GIVEN TASK: Extract each line of the records below that contains the word "中国烧伤创疡杂志".

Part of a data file
================

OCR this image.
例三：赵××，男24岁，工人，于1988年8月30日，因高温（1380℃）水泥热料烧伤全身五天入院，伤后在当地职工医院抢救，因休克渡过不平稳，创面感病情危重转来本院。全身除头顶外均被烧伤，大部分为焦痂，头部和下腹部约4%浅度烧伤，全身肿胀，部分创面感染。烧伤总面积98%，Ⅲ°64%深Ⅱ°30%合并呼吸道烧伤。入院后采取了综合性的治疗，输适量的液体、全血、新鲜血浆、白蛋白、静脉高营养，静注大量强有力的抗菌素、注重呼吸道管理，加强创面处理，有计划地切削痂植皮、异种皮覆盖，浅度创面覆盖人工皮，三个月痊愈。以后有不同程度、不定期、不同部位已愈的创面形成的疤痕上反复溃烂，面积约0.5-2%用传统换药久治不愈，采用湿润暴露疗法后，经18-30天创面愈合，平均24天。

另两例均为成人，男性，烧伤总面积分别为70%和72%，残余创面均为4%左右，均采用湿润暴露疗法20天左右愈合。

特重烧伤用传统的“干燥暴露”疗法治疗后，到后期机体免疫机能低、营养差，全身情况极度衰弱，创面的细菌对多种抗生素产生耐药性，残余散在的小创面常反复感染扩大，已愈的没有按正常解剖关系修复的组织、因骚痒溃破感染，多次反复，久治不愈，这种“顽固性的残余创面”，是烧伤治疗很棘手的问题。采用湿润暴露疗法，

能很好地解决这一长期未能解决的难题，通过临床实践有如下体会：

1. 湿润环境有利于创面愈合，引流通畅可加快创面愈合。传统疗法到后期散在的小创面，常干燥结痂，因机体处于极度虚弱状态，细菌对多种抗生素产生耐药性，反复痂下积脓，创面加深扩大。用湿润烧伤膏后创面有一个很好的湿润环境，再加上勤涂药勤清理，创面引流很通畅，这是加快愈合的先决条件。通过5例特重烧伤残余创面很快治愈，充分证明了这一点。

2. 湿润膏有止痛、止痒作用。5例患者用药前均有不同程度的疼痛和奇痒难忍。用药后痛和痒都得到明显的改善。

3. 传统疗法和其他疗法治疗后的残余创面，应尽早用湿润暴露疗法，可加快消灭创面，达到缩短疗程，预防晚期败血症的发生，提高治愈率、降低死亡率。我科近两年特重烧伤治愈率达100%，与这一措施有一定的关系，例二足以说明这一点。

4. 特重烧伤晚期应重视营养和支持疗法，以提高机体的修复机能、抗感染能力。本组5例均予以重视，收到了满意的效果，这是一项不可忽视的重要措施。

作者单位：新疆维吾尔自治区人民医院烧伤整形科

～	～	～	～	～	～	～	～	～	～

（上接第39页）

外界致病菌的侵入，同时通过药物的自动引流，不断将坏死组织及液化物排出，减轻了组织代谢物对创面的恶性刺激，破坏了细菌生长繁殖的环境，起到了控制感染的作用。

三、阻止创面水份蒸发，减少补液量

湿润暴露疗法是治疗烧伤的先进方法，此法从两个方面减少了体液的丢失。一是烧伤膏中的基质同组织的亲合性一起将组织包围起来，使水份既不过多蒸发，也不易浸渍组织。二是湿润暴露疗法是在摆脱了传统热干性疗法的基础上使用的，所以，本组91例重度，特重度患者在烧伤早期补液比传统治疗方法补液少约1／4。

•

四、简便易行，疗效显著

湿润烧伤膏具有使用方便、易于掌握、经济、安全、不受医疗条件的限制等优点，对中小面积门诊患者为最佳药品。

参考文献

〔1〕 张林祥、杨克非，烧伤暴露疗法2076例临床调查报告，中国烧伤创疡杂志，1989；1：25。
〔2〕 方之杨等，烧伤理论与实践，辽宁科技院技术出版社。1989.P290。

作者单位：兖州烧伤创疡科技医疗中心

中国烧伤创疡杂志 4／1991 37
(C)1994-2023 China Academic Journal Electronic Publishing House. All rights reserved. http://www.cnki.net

================

RESULT OF THE EXERCISE:
〔1〕 张林祥、杨克非，烧伤暴露疗法2076例临床调查报告，中国烧伤创疡杂志，1989；1：25。
中国烧伤创疡杂志 4／1991 37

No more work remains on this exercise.